Structured figure records:
>> START

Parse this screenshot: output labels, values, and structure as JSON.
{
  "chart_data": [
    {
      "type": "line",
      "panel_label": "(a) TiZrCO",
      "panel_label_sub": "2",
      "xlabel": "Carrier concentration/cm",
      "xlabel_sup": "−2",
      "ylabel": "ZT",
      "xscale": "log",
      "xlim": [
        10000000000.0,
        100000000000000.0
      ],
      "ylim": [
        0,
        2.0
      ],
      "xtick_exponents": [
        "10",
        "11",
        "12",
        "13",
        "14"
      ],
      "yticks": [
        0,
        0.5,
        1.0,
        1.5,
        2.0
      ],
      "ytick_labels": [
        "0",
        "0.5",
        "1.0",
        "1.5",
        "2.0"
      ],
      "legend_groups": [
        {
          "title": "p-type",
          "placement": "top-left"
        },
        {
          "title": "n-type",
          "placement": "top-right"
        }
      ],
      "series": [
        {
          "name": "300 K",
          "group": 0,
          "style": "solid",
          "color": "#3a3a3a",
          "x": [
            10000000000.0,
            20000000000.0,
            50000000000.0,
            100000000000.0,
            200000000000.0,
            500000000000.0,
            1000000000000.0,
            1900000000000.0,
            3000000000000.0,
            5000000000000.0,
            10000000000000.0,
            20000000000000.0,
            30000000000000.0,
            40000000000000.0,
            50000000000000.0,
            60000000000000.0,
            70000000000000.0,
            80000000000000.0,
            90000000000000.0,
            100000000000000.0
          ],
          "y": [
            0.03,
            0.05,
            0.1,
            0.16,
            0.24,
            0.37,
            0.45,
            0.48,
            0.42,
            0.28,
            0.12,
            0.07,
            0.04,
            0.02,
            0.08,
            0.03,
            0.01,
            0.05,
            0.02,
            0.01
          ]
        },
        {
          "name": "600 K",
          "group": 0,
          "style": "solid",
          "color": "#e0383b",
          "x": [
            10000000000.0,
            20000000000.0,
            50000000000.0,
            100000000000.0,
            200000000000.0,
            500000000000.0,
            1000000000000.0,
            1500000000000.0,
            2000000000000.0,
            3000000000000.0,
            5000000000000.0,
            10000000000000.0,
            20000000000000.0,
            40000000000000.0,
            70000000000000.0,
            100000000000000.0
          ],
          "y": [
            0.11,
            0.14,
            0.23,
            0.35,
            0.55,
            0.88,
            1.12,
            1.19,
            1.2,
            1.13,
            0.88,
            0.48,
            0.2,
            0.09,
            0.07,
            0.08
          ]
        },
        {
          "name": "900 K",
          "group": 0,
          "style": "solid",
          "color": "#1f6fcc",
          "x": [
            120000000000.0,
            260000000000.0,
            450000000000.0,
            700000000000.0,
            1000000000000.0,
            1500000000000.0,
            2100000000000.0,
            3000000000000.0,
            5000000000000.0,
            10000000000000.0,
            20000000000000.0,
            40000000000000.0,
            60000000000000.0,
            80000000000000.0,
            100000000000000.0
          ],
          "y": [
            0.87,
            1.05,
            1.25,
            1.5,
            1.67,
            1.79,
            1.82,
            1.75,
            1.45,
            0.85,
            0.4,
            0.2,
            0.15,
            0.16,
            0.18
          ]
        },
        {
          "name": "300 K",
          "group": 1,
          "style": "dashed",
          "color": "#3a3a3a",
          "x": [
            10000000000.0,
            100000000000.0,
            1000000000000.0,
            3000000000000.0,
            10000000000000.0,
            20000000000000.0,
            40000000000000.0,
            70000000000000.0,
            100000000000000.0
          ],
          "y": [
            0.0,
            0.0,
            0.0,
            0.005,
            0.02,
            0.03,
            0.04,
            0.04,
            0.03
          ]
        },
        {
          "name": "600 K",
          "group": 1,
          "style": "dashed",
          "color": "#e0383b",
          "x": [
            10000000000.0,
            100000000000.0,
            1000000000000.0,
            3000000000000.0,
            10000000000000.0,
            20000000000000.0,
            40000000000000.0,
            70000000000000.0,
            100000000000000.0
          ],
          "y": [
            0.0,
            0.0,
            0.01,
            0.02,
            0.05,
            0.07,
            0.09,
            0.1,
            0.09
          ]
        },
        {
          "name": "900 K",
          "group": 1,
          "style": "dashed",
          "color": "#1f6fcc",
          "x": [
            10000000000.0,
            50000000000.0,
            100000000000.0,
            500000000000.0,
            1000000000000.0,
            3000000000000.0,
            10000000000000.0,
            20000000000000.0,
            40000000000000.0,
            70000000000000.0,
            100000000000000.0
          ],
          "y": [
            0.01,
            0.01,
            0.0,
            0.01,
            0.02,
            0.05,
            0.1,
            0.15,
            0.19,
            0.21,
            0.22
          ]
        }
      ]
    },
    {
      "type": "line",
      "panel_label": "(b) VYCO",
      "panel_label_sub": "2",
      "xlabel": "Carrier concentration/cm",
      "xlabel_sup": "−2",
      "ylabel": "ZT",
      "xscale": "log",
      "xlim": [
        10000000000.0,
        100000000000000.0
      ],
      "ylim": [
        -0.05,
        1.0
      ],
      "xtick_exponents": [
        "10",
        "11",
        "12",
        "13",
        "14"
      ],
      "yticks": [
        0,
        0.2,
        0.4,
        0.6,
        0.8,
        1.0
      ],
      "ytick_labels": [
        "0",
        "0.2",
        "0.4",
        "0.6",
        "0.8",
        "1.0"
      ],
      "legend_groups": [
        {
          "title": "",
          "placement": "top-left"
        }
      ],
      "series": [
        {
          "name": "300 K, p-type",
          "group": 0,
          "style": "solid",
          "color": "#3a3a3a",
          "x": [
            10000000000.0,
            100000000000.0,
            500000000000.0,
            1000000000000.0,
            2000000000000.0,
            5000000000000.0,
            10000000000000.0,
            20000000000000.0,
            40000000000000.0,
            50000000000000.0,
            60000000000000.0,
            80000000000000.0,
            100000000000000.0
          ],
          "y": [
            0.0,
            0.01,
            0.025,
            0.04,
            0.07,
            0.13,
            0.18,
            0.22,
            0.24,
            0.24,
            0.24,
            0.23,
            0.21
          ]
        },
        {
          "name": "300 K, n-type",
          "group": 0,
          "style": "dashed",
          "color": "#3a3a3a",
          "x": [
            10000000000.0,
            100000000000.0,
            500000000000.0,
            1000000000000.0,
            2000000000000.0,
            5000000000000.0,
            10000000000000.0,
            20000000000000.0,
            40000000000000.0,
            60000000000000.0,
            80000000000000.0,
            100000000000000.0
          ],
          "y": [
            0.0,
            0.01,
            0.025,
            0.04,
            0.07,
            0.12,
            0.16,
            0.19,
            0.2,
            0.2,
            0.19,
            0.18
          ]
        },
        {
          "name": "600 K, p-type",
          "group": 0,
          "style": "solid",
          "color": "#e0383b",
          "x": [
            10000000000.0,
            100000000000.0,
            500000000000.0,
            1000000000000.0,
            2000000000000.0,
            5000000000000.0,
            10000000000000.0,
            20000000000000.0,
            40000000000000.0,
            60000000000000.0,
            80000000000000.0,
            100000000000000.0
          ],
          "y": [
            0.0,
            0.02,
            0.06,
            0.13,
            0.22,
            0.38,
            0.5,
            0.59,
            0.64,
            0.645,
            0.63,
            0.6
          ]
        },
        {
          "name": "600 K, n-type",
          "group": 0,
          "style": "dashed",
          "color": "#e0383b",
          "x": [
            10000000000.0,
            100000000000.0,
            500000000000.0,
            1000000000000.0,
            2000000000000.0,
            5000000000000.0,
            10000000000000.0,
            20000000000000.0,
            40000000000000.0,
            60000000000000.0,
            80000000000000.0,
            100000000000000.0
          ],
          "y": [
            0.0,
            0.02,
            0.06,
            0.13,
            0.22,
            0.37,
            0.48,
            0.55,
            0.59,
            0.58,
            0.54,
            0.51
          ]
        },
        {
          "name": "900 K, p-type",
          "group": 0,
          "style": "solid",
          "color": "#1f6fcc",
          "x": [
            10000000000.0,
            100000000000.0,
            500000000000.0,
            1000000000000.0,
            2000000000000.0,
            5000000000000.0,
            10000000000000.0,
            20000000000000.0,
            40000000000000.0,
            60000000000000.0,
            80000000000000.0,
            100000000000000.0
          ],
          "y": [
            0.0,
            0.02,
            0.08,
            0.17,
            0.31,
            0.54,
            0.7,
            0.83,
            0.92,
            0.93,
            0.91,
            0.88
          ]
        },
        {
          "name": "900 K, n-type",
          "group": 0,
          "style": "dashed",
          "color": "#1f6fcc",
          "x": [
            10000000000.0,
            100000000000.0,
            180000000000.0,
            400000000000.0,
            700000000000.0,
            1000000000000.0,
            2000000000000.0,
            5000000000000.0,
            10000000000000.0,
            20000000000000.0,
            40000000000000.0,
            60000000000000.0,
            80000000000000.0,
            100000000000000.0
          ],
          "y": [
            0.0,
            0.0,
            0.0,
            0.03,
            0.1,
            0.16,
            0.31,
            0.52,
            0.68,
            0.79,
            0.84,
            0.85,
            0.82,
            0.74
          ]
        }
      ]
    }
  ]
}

>> END
>> START

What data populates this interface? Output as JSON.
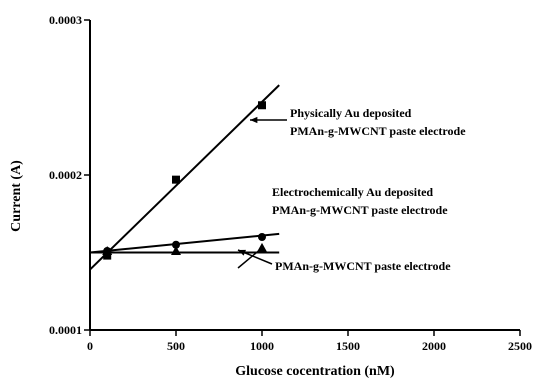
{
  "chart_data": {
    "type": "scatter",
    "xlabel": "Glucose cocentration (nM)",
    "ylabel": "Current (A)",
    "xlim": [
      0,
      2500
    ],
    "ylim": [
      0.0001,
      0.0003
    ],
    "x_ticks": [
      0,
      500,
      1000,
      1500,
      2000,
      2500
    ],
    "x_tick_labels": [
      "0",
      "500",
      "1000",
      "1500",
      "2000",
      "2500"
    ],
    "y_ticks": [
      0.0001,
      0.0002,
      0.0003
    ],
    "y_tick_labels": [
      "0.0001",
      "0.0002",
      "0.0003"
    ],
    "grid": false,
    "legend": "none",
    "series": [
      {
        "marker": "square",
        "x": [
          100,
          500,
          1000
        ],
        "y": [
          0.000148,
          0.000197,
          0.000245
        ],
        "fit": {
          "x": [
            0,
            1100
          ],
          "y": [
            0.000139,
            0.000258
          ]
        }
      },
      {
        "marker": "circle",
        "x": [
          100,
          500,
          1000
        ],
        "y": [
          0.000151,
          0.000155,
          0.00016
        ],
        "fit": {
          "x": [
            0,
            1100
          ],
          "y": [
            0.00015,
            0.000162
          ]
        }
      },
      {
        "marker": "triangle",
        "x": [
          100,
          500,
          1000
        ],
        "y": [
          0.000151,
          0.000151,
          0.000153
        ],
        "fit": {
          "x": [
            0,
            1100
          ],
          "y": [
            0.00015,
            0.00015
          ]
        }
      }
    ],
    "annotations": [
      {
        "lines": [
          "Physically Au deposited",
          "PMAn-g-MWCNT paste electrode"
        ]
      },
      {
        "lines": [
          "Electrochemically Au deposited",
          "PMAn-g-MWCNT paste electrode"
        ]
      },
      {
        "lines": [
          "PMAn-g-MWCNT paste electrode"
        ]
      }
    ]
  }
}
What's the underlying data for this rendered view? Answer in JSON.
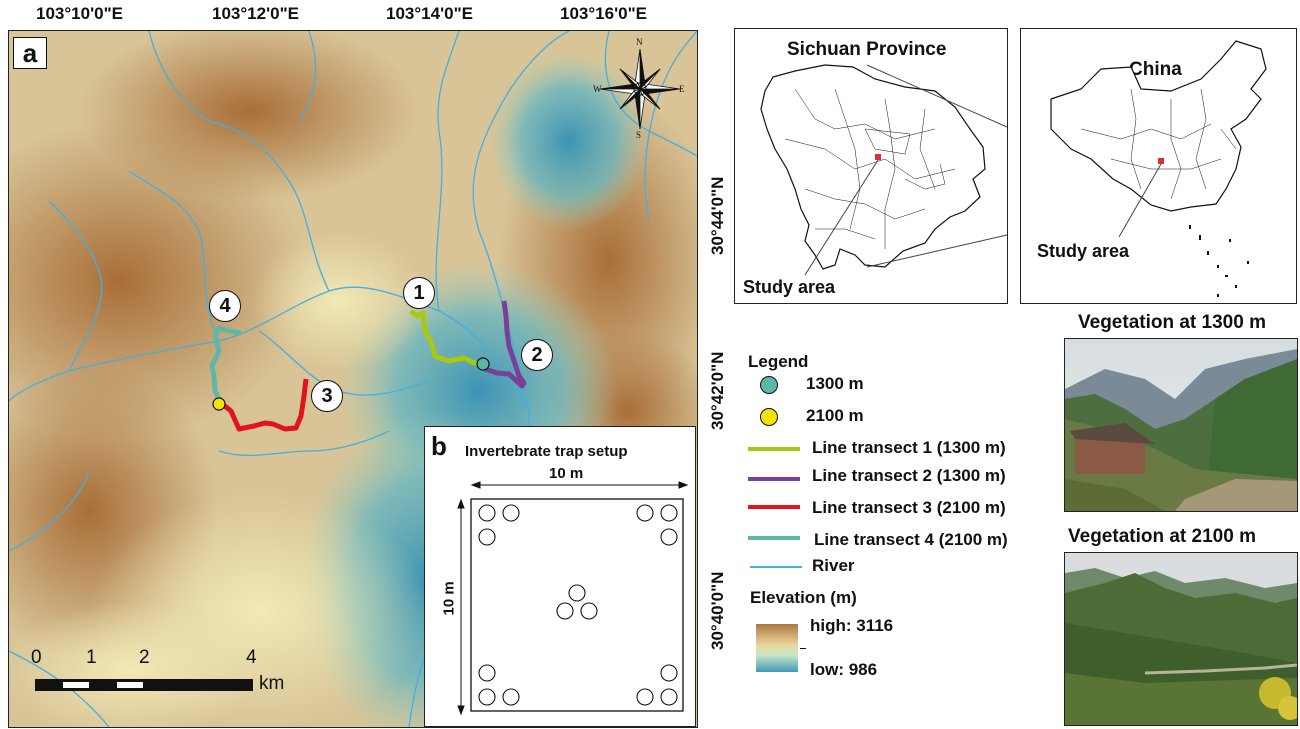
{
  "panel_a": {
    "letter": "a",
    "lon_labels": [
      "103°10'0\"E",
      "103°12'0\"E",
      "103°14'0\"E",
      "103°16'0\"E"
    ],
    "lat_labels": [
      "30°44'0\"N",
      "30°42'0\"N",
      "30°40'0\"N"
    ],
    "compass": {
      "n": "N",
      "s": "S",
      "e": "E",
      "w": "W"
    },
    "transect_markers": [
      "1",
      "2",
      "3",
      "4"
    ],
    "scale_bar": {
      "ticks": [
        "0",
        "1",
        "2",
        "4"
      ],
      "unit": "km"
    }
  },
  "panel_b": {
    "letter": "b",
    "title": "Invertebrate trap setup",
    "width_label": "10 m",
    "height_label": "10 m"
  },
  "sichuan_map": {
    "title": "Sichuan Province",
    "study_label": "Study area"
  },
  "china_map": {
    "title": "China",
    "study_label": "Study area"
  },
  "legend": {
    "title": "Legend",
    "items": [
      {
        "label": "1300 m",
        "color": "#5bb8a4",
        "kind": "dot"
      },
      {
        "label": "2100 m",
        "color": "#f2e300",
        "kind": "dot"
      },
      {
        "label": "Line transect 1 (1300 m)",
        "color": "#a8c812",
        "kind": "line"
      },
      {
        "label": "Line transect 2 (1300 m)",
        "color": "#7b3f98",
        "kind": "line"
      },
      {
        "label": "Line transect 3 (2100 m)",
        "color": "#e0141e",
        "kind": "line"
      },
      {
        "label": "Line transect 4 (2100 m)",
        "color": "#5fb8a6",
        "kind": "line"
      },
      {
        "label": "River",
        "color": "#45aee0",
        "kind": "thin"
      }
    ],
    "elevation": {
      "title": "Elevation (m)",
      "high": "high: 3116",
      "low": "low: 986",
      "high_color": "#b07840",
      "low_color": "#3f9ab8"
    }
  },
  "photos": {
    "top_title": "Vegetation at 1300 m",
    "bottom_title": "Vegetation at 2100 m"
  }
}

>> END

What is asked ▸
Track down every line holding the string "Vegetation" and copy it.

Full output ▸
    "top_title": "Vegetation at 1300 m",
    "bottom_title": "Vegetation at 2100 m"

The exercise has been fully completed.